Exercise inputs:

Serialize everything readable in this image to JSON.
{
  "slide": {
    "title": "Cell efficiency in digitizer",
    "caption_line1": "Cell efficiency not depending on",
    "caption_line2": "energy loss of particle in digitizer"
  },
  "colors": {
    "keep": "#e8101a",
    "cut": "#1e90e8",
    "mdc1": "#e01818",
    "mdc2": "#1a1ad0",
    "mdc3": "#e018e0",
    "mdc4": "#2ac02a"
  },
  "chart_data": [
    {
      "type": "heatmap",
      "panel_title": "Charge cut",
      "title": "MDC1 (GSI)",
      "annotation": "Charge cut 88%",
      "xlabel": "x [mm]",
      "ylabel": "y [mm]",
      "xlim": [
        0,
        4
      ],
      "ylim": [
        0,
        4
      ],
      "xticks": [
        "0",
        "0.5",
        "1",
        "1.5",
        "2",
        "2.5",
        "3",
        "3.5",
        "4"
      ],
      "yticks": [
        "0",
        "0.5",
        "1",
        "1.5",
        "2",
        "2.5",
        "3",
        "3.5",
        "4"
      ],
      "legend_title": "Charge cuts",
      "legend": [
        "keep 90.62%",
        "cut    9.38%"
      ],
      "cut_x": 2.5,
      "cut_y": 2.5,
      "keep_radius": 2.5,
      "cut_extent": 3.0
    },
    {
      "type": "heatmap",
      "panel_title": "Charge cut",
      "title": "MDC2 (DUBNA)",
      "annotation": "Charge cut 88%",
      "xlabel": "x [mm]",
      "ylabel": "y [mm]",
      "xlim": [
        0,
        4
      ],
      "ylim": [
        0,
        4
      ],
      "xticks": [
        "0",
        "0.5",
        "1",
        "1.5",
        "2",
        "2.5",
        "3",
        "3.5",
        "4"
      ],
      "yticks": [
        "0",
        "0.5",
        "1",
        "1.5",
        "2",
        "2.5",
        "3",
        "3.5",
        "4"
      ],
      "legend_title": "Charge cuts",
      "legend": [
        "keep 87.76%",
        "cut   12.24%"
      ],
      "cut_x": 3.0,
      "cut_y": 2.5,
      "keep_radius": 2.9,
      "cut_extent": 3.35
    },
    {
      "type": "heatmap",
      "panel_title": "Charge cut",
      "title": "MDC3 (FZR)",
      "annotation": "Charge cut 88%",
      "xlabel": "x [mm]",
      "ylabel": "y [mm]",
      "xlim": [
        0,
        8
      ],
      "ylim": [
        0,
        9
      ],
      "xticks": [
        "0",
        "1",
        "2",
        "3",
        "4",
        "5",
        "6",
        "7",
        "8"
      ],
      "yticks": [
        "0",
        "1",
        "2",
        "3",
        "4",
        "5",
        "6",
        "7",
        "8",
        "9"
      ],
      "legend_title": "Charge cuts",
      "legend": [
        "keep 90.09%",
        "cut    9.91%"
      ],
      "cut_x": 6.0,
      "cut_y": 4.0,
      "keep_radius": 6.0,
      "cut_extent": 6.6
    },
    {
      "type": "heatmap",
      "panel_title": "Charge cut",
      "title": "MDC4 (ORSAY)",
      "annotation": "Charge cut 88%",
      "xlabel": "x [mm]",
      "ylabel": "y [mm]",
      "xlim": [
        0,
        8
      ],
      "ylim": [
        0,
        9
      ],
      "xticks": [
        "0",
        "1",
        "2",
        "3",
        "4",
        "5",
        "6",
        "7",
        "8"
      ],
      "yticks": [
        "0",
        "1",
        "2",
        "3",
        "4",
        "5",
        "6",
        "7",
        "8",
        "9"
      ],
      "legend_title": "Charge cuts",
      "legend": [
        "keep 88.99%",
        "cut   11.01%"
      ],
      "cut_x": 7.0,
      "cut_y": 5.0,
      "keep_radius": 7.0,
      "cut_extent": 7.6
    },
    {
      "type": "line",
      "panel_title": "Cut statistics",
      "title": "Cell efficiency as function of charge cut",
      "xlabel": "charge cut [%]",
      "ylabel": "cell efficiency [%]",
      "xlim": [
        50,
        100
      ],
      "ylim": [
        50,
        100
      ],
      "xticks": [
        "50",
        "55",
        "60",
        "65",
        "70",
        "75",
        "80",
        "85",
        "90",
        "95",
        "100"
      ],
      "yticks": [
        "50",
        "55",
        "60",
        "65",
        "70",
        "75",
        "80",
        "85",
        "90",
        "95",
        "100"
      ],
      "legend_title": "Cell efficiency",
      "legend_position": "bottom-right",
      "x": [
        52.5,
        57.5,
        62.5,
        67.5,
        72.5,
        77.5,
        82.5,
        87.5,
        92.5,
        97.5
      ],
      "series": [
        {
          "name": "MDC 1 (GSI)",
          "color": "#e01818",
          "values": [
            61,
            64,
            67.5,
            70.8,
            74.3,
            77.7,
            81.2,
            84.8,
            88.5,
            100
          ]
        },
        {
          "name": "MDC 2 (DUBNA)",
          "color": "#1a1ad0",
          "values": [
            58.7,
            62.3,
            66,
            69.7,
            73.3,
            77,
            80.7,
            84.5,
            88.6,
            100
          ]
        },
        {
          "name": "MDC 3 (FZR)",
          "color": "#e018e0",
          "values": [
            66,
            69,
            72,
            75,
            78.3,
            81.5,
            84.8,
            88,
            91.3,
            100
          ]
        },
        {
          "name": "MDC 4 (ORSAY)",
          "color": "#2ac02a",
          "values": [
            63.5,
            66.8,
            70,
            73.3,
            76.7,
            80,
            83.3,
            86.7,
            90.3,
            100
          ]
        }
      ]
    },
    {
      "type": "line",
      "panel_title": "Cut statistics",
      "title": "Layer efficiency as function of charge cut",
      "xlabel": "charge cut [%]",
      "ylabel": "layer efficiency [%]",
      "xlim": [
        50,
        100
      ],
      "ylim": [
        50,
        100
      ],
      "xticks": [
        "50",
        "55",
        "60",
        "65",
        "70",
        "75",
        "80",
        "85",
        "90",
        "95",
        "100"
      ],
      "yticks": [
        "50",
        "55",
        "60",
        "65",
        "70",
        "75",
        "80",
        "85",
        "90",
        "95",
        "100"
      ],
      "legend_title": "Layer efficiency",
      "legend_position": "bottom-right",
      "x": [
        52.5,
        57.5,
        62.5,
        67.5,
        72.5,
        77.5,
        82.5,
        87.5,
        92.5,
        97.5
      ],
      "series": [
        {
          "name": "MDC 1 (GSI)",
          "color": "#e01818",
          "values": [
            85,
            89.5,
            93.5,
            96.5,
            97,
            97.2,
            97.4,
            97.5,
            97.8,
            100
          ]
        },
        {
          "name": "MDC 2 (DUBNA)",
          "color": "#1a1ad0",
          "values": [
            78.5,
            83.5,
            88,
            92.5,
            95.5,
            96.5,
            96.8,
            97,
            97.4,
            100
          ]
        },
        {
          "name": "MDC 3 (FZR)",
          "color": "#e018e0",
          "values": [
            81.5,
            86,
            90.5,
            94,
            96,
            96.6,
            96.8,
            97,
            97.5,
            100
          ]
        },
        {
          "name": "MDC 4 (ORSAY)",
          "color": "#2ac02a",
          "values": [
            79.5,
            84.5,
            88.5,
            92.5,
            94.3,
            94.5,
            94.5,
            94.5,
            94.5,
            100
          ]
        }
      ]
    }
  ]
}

Task instructions:
Exactly as shown above, return every record.

Result:
Serialize everything readable in this image to JSON.
{
  "slide": {
    "title": "Cell efficiency in digitizer",
    "caption_line1": "Cell efficiency not depending on",
    "caption_line2": "energy loss of particle in digitizer"
  },
  "colors": {
    "keep": "#e8101a",
    "cut": "#1e90e8",
    "mdc1": "#e01818",
    "mdc2": "#1a1ad0",
    "mdc3": "#e018e0",
    "mdc4": "#2ac02a"
  },
  "chart_data": [
    {
      "type": "heatmap",
      "panel_title": "Charge cut",
      "title": "MDC1 (GSI)",
      "annotation": "Charge cut 88%",
      "xlabel": "x [mm]",
      "ylabel": "y [mm]",
      "xlim": [
        0,
        4
      ],
      "ylim": [
        0,
        4
      ],
      "xticks": [
        "0",
        "0.5",
        "1",
        "1.5",
        "2",
        "2.5",
        "3",
        "3.5",
        "4"
      ],
      "yticks": [
        "0",
        "0.5",
        "1",
        "1.5",
        "2",
        "2.5",
        "3",
        "3.5",
        "4"
      ],
      "legend_title": "Charge cuts",
      "legend": [
        "keep 90.62%",
        "cut    9.38%"
      ],
      "cut_x": 2.5,
      "cut_y": 2.5,
      "keep_radius": 2.5,
      "cut_extent": 3.0
    },
    {
      "type": "heatmap",
      "panel_title": "Charge cut",
      "title": "MDC2 (DUBNA)",
      "annotation": "Charge cut 88%",
      "xlabel": "x [mm]",
      "ylabel": "y [mm]",
      "xlim": [
        0,
        4
      ],
      "ylim": [
        0,
        4
      ],
      "xticks": [
        "0",
        "0.5",
        "1",
        "1.5",
        "2",
        "2.5",
        "3",
        "3.5",
        "4"
      ],
      "yticks": [
        "0",
        "0.5",
        "1",
        "1.5",
        "2",
        "2.5",
        "3",
        "3.5",
        "4"
      ],
      "legend_title": "Charge cuts",
      "legend": [
        "keep 87.76%",
        "cut   12.24%"
      ],
      "cut_x": 3.0,
      "cut_y": 2.5,
      "keep_radius": 2.9,
      "cut_extent": 3.35
    },
    {
      "type": "heatmap",
      "panel_title": "Charge cut",
      "title": "MDC3 (FZR)",
      "annotation": "Charge cut 88%",
      "xlabel": "x [mm]",
      "ylabel": "y [mm]",
      "xlim": [
        0,
        8
      ],
      "ylim": [
        0,
        9
      ],
      "xticks": [
        "0",
        "1",
        "2",
        "3",
        "4",
        "5",
        "6",
        "7",
        "8"
      ],
      "yticks": [
        "0",
        "1",
        "2",
        "3",
        "4",
        "5",
        "6",
        "7",
        "8",
        "9"
      ],
      "legend_title": "Charge cuts",
      "legend": [
        "keep 90.09%",
        "cut    9.91%"
      ],
      "cut_x": 6.0,
      "cut_y": 4.0,
      "keep_radius": 6.0,
      "cut_extent": 6.6
    },
    {
      "type": "heatmap",
      "panel_title": "Charge cut",
      "title": "MDC4 (ORSAY)",
      "annotation": "Charge cut 88%",
      "xlabel": "x [mm]",
      "ylabel": "y [mm]",
      "xlim": [
        0,
        8
      ],
      "ylim": [
        0,
        9
      ],
      "xticks": [
        "0",
        "1",
        "2",
        "3",
        "4",
        "5",
        "6",
        "7",
        "8"
      ],
      "yticks": [
        "0",
        "1",
        "2",
        "3",
        "4",
        "5",
        "6",
        "7",
        "8",
        "9"
      ],
      "legend_title": "Charge cuts",
      "legend": [
        "keep 88.99%",
        "cut   11.01%"
      ],
      "cut_x": 7.0,
      "cut_y": 5.0,
      "keep_radius": 7.0,
      "cut_extent": 7.6
    },
    {
      "type": "line",
      "panel_title": "Cut statistics",
      "title": "Cell efficiency as function of charge cut",
      "xlabel": "charge cut [%]",
      "ylabel": "cell efficiency [%]",
      "xlim": [
        50,
        100
      ],
      "ylim": [
        50,
        100
      ],
      "xticks": [
        "50",
        "55",
        "60",
        "65",
        "70",
        "75",
        "80",
        "85",
        "90",
        "95",
        "100"
      ],
      "yticks": [
        "50",
        "55",
        "60",
        "65",
        "70",
        "75",
        "80",
        "85",
        "90",
        "95",
        "100"
      ],
      "legend_title": "Cell efficiency",
      "legend_position": "bottom-right",
      "x": [
        52.5,
        57.5,
        62.5,
        67.5,
        72.5,
        77.5,
        82.5,
        87.5,
        92.5,
        97.5
      ],
      "series": [
        {
          "name": "MDC 1 (GSI)",
          "color": "#e01818",
          "values": [
            61,
            64,
            67.5,
            70.8,
            74.3,
            77.7,
            81.2,
            84.8,
            88.5,
            100
          ]
        },
        {
          "name": "MDC 2 (DUBNA)",
          "color": "#1a1ad0",
          "values": [
            58.7,
            62.3,
            66,
            69.7,
            73.3,
            77,
            80.7,
            84.5,
            88.6,
            100
          ]
        },
        {
          "name": "MDC 3 (FZR)",
          "color": "#e018e0",
          "values": [
            66,
            69,
            72,
            75,
            78.3,
            81.5,
            84.8,
            88,
            91.3,
            100
          ]
        },
        {
          "name": "MDC 4 (ORSAY)",
          "color": "#2ac02a",
          "values": [
            63.5,
            66.8,
            70,
            73.3,
            76.7,
            80,
            83.3,
            86.7,
            90.3,
            100
          ]
        }
      ]
    },
    {
      "type": "line",
      "panel_title": "Cut statistics",
      "title": "Layer efficiency as function of charge cut",
      "xlabel": "charge cut [%]",
      "ylabel": "layer efficiency [%]",
      "xlim": [
        50,
        100
      ],
      "ylim": [
        50,
        100
      ],
      "xticks": [
        "50",
        "55",
        "60",
        "65",
        "70",
        "75",
        "80",
        "85",
        "90",
        "95",
        "100"
      ],
      "yticks": [
        "50",
        "55",
        "60",
        "65",
        "70",
        "75",
        "80",
        "85",
        "90",
        "95",
        "100"
      ],
      "legend_title": "Layer efficiency",
      "legend_position": "bottom-right",
      "x": [
        52.5,
        57.5,
        62.5,
        67.5,
        72.5,
        77.5,
        82.5,
        87.5,
        92.5,
        97.5
      ],
      "series": [
        {
          "name": "MDC 1 (GSI)",
          "color": "#e01818",
          "values": [
            85,
            89.5,
            93.5,
            96.5,
            97,
            97.2,
            97.4,
            97.5,
            97.8,
            100
          ]
        },
        {
          "name": "MDC 2 (DUBNA)",
          "color": "#1a1ad0",
          "values": [
            78.5,
            83.5,
            88,
            92.5,
            95.5,
            96.5,
            96.8,
            97,
            97.4,
            100
          ]
        },
        {
          "name": "MDC 3 (FZR)",
          "color": "#e018e0",
          "values": [
            81.5,
            86,
            90.5,
            94,
            96,
            96.6,
            96.8,
            97,
            97.5,
            100
          ]
        },
        {
          "name": "MDC 4 (ORSAY)",
          "color": "#2ac02a",
          "values": [
            79.5,
            84.5,
            88.5,
            92.5,
            94.3,
            94.5,
            94.5,
            94.5,
            94.5,
            100
          ]
        }
      ]
    }
  ]
}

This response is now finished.